* [Directions for this task]:
Please edit the data below by replacing "muted-mic-icon" with "mic-off-icon" wherever it occurs, keeping everything else the same.

* [Items]:
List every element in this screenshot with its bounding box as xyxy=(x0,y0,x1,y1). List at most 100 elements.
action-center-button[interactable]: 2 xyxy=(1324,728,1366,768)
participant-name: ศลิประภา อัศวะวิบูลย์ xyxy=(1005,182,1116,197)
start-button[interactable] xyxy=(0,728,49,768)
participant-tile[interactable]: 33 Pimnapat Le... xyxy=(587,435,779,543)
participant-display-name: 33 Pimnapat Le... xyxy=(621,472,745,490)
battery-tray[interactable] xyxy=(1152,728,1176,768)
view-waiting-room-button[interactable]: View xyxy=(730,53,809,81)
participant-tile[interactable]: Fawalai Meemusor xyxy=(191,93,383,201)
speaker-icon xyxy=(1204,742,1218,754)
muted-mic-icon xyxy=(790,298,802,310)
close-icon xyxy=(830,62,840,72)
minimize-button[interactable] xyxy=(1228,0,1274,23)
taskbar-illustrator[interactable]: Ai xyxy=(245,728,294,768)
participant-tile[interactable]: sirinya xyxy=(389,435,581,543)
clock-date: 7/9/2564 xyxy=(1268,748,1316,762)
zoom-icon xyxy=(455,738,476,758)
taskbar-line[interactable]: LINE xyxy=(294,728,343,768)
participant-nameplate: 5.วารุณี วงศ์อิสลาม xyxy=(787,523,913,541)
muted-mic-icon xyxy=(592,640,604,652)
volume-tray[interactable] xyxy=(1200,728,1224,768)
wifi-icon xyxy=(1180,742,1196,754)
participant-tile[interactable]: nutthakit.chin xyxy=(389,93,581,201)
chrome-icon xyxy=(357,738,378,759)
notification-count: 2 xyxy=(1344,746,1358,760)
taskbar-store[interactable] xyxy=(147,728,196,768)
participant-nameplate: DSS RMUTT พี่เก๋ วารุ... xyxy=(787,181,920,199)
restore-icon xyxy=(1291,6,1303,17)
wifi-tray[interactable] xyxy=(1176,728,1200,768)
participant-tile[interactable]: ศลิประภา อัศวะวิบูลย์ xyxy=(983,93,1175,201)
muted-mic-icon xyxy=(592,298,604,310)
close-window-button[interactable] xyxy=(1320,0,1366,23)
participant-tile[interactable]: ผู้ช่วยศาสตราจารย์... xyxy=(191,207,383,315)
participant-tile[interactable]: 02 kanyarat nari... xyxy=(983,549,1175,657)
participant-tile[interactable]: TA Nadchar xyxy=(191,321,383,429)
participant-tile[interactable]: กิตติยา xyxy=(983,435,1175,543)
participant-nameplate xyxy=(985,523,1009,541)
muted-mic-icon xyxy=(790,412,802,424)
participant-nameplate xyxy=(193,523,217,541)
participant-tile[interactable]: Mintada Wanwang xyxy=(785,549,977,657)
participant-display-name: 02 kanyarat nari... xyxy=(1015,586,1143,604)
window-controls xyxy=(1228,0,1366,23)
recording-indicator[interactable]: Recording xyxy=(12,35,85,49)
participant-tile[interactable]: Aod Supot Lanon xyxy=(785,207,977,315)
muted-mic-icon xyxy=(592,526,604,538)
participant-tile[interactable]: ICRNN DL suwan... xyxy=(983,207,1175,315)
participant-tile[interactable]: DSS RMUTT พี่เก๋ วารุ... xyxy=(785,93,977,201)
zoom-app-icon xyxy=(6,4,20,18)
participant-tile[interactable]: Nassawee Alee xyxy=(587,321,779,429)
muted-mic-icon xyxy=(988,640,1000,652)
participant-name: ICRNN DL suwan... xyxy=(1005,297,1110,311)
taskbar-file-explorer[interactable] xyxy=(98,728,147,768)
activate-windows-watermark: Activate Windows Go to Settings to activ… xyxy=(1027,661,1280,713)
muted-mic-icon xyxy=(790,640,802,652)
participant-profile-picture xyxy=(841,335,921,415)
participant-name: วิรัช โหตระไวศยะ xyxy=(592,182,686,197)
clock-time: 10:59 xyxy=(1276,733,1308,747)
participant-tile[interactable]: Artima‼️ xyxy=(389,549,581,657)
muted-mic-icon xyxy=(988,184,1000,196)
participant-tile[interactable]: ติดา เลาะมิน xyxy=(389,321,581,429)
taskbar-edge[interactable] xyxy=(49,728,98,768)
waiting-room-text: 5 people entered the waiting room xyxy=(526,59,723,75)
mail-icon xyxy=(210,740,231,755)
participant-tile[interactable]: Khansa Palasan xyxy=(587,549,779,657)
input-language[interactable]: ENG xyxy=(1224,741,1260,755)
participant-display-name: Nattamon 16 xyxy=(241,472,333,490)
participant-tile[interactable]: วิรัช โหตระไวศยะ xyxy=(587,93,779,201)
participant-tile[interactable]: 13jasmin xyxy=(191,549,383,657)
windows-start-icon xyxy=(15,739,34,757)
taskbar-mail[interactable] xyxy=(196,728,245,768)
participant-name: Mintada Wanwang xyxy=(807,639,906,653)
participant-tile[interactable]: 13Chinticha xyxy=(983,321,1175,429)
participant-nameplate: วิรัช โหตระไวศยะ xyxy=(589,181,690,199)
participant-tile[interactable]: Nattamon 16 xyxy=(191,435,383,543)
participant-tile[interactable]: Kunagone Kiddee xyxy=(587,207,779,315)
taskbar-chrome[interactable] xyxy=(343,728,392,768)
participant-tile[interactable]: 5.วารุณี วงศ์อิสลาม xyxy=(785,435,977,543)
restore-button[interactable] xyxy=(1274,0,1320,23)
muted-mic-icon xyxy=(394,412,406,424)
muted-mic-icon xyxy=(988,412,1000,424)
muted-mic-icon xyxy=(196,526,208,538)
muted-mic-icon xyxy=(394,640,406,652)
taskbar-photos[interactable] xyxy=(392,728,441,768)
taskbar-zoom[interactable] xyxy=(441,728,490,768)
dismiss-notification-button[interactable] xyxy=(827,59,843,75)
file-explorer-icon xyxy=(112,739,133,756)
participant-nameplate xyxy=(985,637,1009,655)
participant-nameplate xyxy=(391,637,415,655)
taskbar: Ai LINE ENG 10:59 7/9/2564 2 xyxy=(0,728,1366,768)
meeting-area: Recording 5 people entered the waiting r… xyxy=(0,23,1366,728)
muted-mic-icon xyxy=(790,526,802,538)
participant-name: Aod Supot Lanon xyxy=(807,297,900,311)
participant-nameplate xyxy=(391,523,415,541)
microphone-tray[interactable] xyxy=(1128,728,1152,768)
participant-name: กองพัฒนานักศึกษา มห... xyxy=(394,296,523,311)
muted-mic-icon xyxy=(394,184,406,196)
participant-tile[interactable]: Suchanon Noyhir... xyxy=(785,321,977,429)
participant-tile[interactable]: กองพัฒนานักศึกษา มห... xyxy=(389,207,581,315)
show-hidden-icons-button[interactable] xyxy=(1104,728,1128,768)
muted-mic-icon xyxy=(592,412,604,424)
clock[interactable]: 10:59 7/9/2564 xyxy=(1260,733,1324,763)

* [Worked answer]:
List every element in this screenshot with its bounding box as xyxy=(x0,y0,x1,y1). List at most 100 elements.
action-center-button[interactable]: 2 xyxy=(1324,728,1366,768)
participant-name: ศลิประภา อัศวะวิบูลย์ xyxy=(1005,182,1116,197)
start-button[interactable] xyxy=(0,728,49,768)
participant-tile[interactable]: 33 Pimnapat Le... xyxy=(587,435,779,543)
participant-display-name: 33 Pimnapat Le... xyxy=(621,472,745,490)
battery-tray[interactable] xyxy=(1152,728,1176,768)
view-waiting-room-button[interactable]: View xyxy=(730,53,809,81)
participant-tile[interactable]: Fawalai Meemusor xyxy=(191,93,383,201)
speaker-icon xyxy=(1204,742,1218,754)
mic-off-icon xyxy=(790,298,802,310)
close-icon xyxy=(830,62,840,72)
minimize-button[interactable] xyxy=(1228,0,1274,23)
taskbar-illustrator[interactable]: Ai xyxy=(245,728,294,768)
participant-tile[interactable]: sirinya xyxy=(389,435,581,543)
clock-date: 7/9/2564 xyxy=(1268,748,1316,762)
zoom-icon xyxy=(455,738,476,758)
taskbar-line[interactable]: LINE xyxy=(294,728,343,768)
participant-nameplate: 5.วารุณี วงศ์อิสลาม xyxy=(787,523,913,541)
mic-off-icon xyxy=(592,640,604,652)
volume-tray[interactable] xyxy=(1200,728,1224,768)
wifi-icon xyxy=(1180,742,1196,754)
participant-tile[interactable]: nutthakit.chin xyxy=(389,93,581,201)
chrome-icon xyxy=(357,738,378,759)
notification-count: 2 xyxy=(1344,746,1358,760)
taskbar-store[interactable] xyxy=(147,728,196,768)
participant-nameplate: DSS RMUTT พี่เก๋ วารุ... xyxy=(787,181,920,199)
restore-icon xyxy=(1291,6,1303,17)
wifi-tray[interactable] xyxy=(1176,728,1200,768)
participant-tile[interactable]: ศลิประภา อัศวะวิบูลย์ xyxy=(983,93,1175,201)
mic-off-icon xyxy=(592,298,604,310)
close-window-button[interactable] xyxy=(1320,0,1366,23)
participant-tile[interactable]: ผู้ช่วยศาสตราจารย์... xyxy=(191,207,383,315)
participant-tile[interactable]: 02 kanyarat nari... xyxy=(983,549,1175,657)
participant-tile[interactable]: TA Nadchar xyxy=(191,321,383,429)
participant-tile[interactable]: กิตติยา xyxy=(983,435,1175,543)
participant-nameplate xyxy=(985,523,1009,541)
mic-off-icon xyxy=(790,412,802,424)
participant-nameplate xyxy=(193,523,217,541)
participant-tile[interactable]: Mintada Wanwang xyxy=(785,549,977,657)
participant-display-name: 02 kanyarat nari... xyxy=(1015,586,1143,604)
window-controls xyxy=(1228,0,1366,23)
recording-indicator[interactable]: Recording xyxy=(12,35,85,49)
participant-tile[interactable]: Aod Supot Lanon xyxy=(785,207,977,315)
mic-off-icon xyxy=(592,526,604,538)
participant-tile[interactable]: ICRNN DL suwan... xyxy=(983,207,1175,315)
participant-tile[interactable]: DSS RMUTT พี่เก๋ วารุ... xyxy=(785,93,977,201)
zoom-app-icon xyxy=(6,4,20,18)
participant-tile[interactable]: Nassawee Alee xyxy=(587,321,779,429)
mic-off-icon xyxy=(988,640,1000,652)
participant-name: ICRNN DL suwan... xyxy=(1005,297,1110,311)
taskbar-file-explorer[interactable] xyxy=(98,728,147,768)
activate-windows-watermark: Activate Windows Go to Settings to activ… xyxy=(1027,661,1280,713)
mic-off-icon xyxy=(790,640,802,652)
participant-profile-picture xyxy=(841,335,921,415)
participant-name: วิรัช โหตระไวศยะ xyxy=(592,182,686,197)
clock-time: 10:59 xyxy=(1276,733,1308,747)
participant-tile[interactable]: Artima‼️ xyxy=(389,549,581,657)
mic-off-icon xyxy=(988,184,1000,196)
participant-tile[interactable]: ติดา เลาะมิน xyxy=(389,321,581,429)
taskbar-edge[interactable] xyxy=(49,728,98,768)
waiting-room-text: 5 people entered the waiting room xyxy=(526,59,723,75)
mail-icon xyxy=(210,740,231,755)
participant-tile[interactable]: Khansa Palasan xyxy=(587,549,779,657)
input-language[interactable]: ENG xyxy=(1224,741,1260,755)
participant-display-name: Nattamon 16 xyxy=(241,472,333,490)
participant-tile[interactable]: วิรัช โหตระไวศยะ xyxy=(587,93,779,201)
participant-tile[interactable]: 13jasmin xyxy=(191,549,383,657)
windows-start-icon xyxy=(15,739,34,757)
taskbar-mail[interactable] xyxy=(196,728,245,768)
participant-name: Mintada Wanwang xyxy=(807,639,906,653)
participant-tile[interactable]: 13Chinticha xyxy=(983,321,1175,429)
participant-nameplate: วิรัช โหตระไวศยะ xyxy=(589,181,690,199)
participant-tile[interactable]: Nattamon 16 xyxy=(191,435,383,543)
participant-tile[interactable]: Kunagone Kiddee xyxy=(587,207,779,315)
taskbar-chrome[interactable] xyxy=(343,728,392,768)
participant-tile[interactable]: 5.วารุณี วงศ์อิสลาม xyxy=(785,435,977,543)
restore-button[interactable] xyxy=(1274,0,1320,23)
mic-off-icon xyxy=(394,412,406,424)
mic-off-icon xyxy=(988,412,1000,424)
mic-off-icon xyxy=(196,526,208,538)
mic-off-icon xyxy=(394,640,406,652)
taskbar-photos[interactable] xyxy=(392,728,441,768)
taskbar-zoom[interactable] xyxy=(441,728,490,768)
dismiss-notification-button[interactable] xyxy=(827,59,843,75)
file-explorer-icon xyxy=(112,739,133,756)
participant-nameplate xyxy=(985,637,1009,655)
participant-nameplate xyxy=(391,637,415,655)
taskbar: Ai LINE ENG 10:59 7/9/2564 2 xyxy=(0,728,1366,768)
meeting-area: Recording 5 people entered the waiting r… xyxy=(0,23,1366,728)
mic-off-icon xyxy=(790,526,802,538)
participant-name: Aod Supot Lanon xyxy=(807,297,900,311)
participant-nameplate xyxy=(391,523,415,541)
microphone-tray[interactable] xyxy=(1128,728,1152,768)
participant-name: กองพัฒนานักศึกษา มห... xyxy=(394,296,523,311)
mic-off-icon xyxy=(394,184,406,196)
participant-tile[interactable]: Suchanon Noyhir... xyxy=(785,321,977,429)
participant-tile[interactable]: กองพัฒนานักศึกษา มห... xyxy=(389,207,581,315)
show-hidden-icons-button[interactable] xyxy=(1104,728,1128,768)
mic-off-icon xyxy=(592,412,604,424)
clock[interactable]: 10:59 7/9/2564 xyxy=(1260,733,1324,763)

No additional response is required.